*REQUIRED TASK*:
Keep the images out and copy every entry below exactly.

*STORED DATA*:
%%

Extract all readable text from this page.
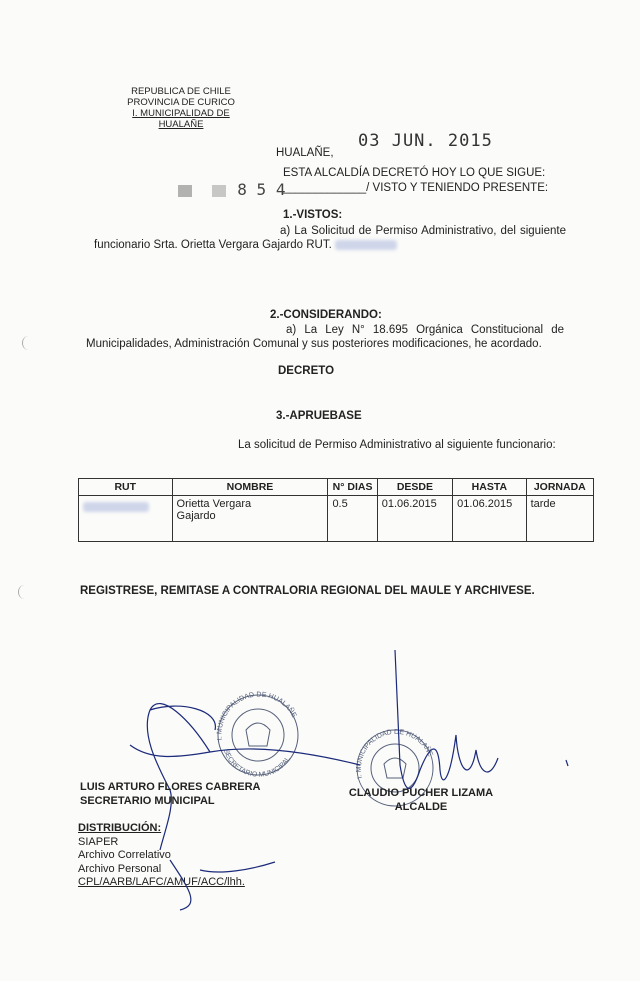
REPUBLICA DE CHILE
PROVINCIA DE CURICO
I. MUNICIPALIDAD DE HUALAÑE
03 JUN. 2015
8 5 4
HUALAÑE,
ESTA ALCALDÍA DECRETÓ HOY LO QUE SIGUE:
_____________/ VISTO Y TENIENDO PRESENTE:
1.-VISTOS:
a) La Solicitud de Permiso Administrativo, del siguiente funcionario Srta. Orietta Vergara Gajardo RUT.
2.-CONSIDERANDO:
a) La Ley N° 18.695 Orgánica Constitucional de Municipalidades, Administración Comunal y sus posteriores modificaciones, he acordado.
DECRETO
3.-APRUEBASE
La solicitud de Permiso Administrativo al siguiente funcionario:
RUT	NOMBRE	N° DIAS	DESDE	HASTA	JORNADA
	Orietta Vergara Gajardo	0.5	01.06.2015	01.06.2015	tarde
REGISTRESE, REMITASE A CONTRALORIA REGIONAL DEL MAULE Y ARCHIVESE.
I. MUNICIPALIDAD DE HUALAÑE
SECRETARIO MUNICIPAL
I. MUNICIPALIDAD DE HUALAÑE
LUIS ARTURO FLORES CABRERA
SECRETARIO MUNICIPAL
CLAUDIO PUCHER LIZAMA
ALCALDE
DISTRIBUCIÓN:
SIAPER
Archivo Correlativo
Archivo Personal
CPL/AARB/LAFC/AMUF/ACC/lhh.
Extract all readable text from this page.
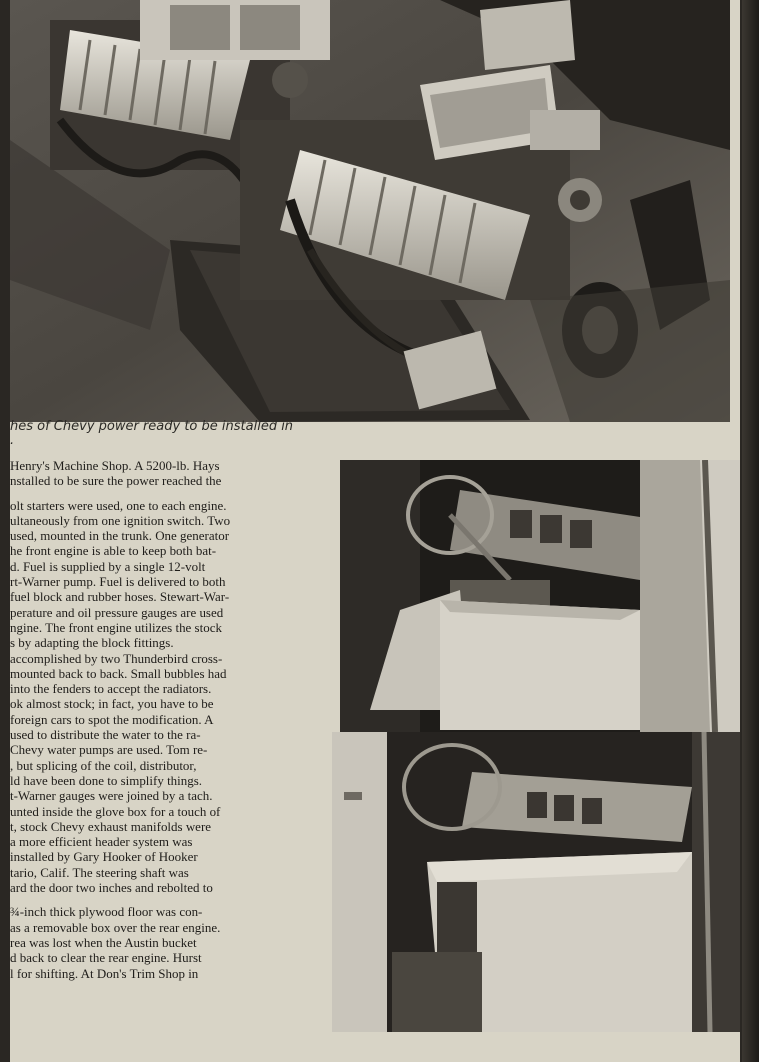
hes of Chevy power ready to be installed in
.
Henry's Machine Shop. A 5200-lb. Hays
nstalled to be sure the power reached the
olt starters were used, one to each engine.
ultaneously from one ignition switch. Two
used, mounted in the trunk. One generator
he front engine is able to keep both bat-
d. Fuel is supplied by a single 12-volt
rt-Warner pump. Fuel is delivered to both
fuel block and rubber hoses. Stewart-War-
perature and oil pressure gauges are used
ngine. The front engine utilizes the stock
s by adapting the block fittings.
accomplished by two Thunderbird cross-
mounted back to back. Small bubbles had
into the fenders to accept the radiators.
ok almost stock; in fact, you have to be
foreign cars to spot the modification. A
used to distribute the water to the ra-
Chevy water pumps are used. Tom re-
, but splicing of the coil, distributor,
ld have been done to simplify things.
t-Warner gauges were joined by a tach.
unted inside the glove box for a touch of
t, stock Chevy exhaust manifolds were
a more efficient header system was
installed by Gary Hooker of Hooker
tario, Calif. The steering shaft was
ard the door two inches and rebolted to
¾-inch thick plywood floor was con-
as a removable box over the rear engine.
rea was lost when the Austin bucket
d back to clear the rear engine. Hurst
l for shifting. At Don's Trim Shop in
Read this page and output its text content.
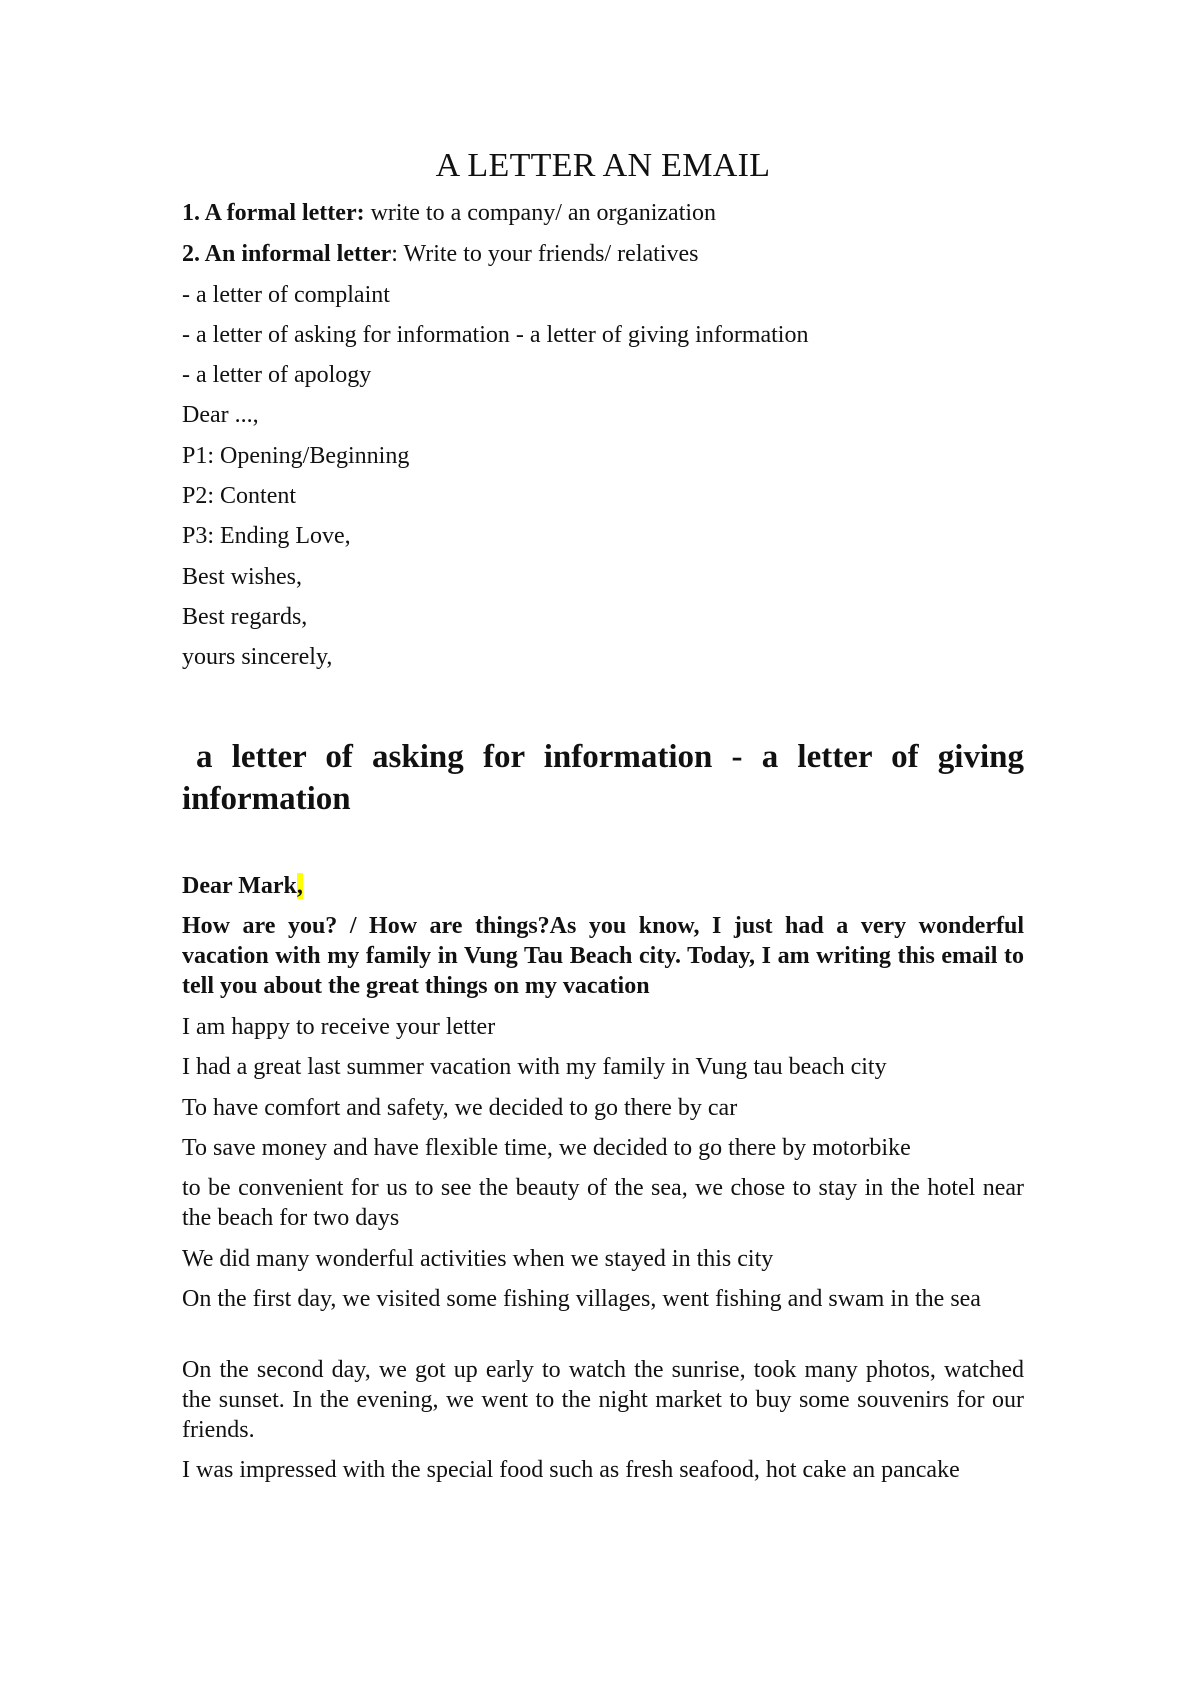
A LETTER AN EMAIL

1. A formal letter: write to a company/ an organization

2. An informal letter: Write to your friends/ relatives

- a letter of complaint

- a letter of asking for information - a letter of giving information

- a letter of apology

Dear ...,

P1: Opening/Beginning

P2: Content

P3: Ending Love,

Best wishes,

Best regards,

yours sincerely,

a letter of asking for information - a letter of giving information

Dear Mark,

How are you? / How are things?As you know, I just had a very wonderful vacation with my family in Vung Tau Beach city. Today, I am writing this email to tell you about the great things on my vacation

I am happy to receive your letter

I had a great last summer vacation with my family in Vung tau beach city

To have comfort and safety, we decided to go there by car

To save money and have flexible time, we decided to go there by motorbike

to be convenient for us to see the beauty of the sea, we chose to stay in the hotel near the beach for two days

We did many wonderful activities when we stayed in this city

On the first day, we visited some fishing villages, went fishing and swam in the sea

On the second day, we got up early to watch the sunrise, took many photos, watched the sunset. In the evening, we went to the night market to buy some souvenirs for our friends.

I was impressed with the special food such as fresh seafood, hot cake an pancake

%%

*SOLUTION FOR THIS PROBLEM*:
Extract all readable text from this page.
REPUBLICA DE CHILE
PROVINCIA DE CURICO
I. MUNICIPALIDAD DE HUALAÑE
03 JUN. 2015
8 5 4
HUALAÑE,
ESTA ALCALDÍA DECRETÓ HOY LO QUE SIGUE:
_____________/ VISTO Y TENIENDO PRESENTE:
1.-VISTOS:
a) La Solicitud de Permiso Administrativo, del siguiente funcionario Srta. Orietta Vergara Gajardo RUT.
2.-CONSIDERANDO:
a) La Ley N° 18.695 Orgánica Constitucional de Municipalidades, Administración Comunal y sus posteriores modificaciones, he acordado.
DECRETO
3.-APRUEBASE
La solicitud de Permiso Administrativo al siguiente funcionario:
RUT	NOMBRE	N° DIAS	DESDE	HASTA	JORNADA
	Orietta Vergara Gajardo	0.5	01.06.2015	01.06.2015	tarde
REGISTRESE, REMITASE A CONTRALORIA REGIONAL DEL MAULE Y ARCHIVESE.
I. MUNICIPALIDAD DE HUALAÑE
SECRETARIO MUNICIPAL
I. MUNICIPALIDAD DE HUALAÑE
LUIS ARTURO FLORES CABRERA
SECRETARIO MUNICIPAL
CLAUDIO PUCHER LIZAMA
ALCALDE
DISTRIBUCIÓN:
SIAPER
Archivo Correlativo
Archivo Personal
CPL/AARB/LAFC/AMUF/ACC/lhh.
Extract all readable text from this page.
hes of Chevy power ready to be installed in
.
Henry's Machine Shop. A 5200-lb. Hays
nstalled to be sure the power reached the
olt starters were used, one to each engine.
ultaneously from one ignition switch. Two
used, mounted in the trunk. One generator
he front engine is able to keep both bat-
d. Fuel is supplied by a single 12-volt
rt-Warner pump. Fuel is delivered to both
fuel block and rubber hoses. Stewart-War-
perature and oil pressure gauges are used
ngine. The front engine utilizes the stock
s by adapting the block fittings.
accomplished by two Thunderbird cross-
mounted back to back. Small bubbles had
into the fenders to accept the radiators.
ok almost stock; in fact, you have to be
foreign cars to spot the modification. A
used to distribute the water to the ra-
Chevy water pumps are used. Tom re-
, but splicing of the coil, distributor,
ld have been done to simplify things.
t-Warner gauges were joined by a tach.
unted inside the glove box for a touch of
t, stock Chevy exhaust manifolds were
a more efficient header system was
installed by Gary Hooker of Hooker
tario, Calif. The steering shaft was
ard the door two inches and rebolted to
¾-inch thick plywood floor was con-
as a removable box over the rear engine.
rea was lost when the Austin bucket
d back to clear the rear engine. Hurst
l for shifting. At Don's Trim Shop in
Read this page and output its text content.
A LETTER AN EMAIL

1. A formal letter: write to a company/ an organization

2. An informal letter: Write to your friends/ relatives

- a letter of complaint

- a letter of asking for information - a letter of giving information

- a letter of apology

Dear ...,

P1: Opening/Beginning

P2: Content

P3: Ending Love,

Best wishes,

Best regards,

yours sincerely,

a letter of asking for information - a letter of giving information

Dear Mark,

How are you? / How are things?As you know, I just had a very wonderful vacation with my family in Vung Tau Beach city. Today, I am writing this email to tell you about the great things on my vacation

I am happy to receive your letter

I had a great last summer vacation with my family in Vung tau beach city

To have comfort and safety, we decided to go there by car

To save money and have flexible time, we decided to go there by motorbike

to be convenient for us to see the beauty of the sea, we chose to stay in the hotel near the beach for two days

We did many wonderful activities when we stayed in this city

On the first day, we visited some fishing villages, went fishing and swam in the sea

On the second day, we got up early to watch the sunrise, took many photos, watched the sunset. In the evening, we went to the night market to buy some souvenirs for our friends.

I was impressed with the special food such as fresh seafood, hot cake an pancake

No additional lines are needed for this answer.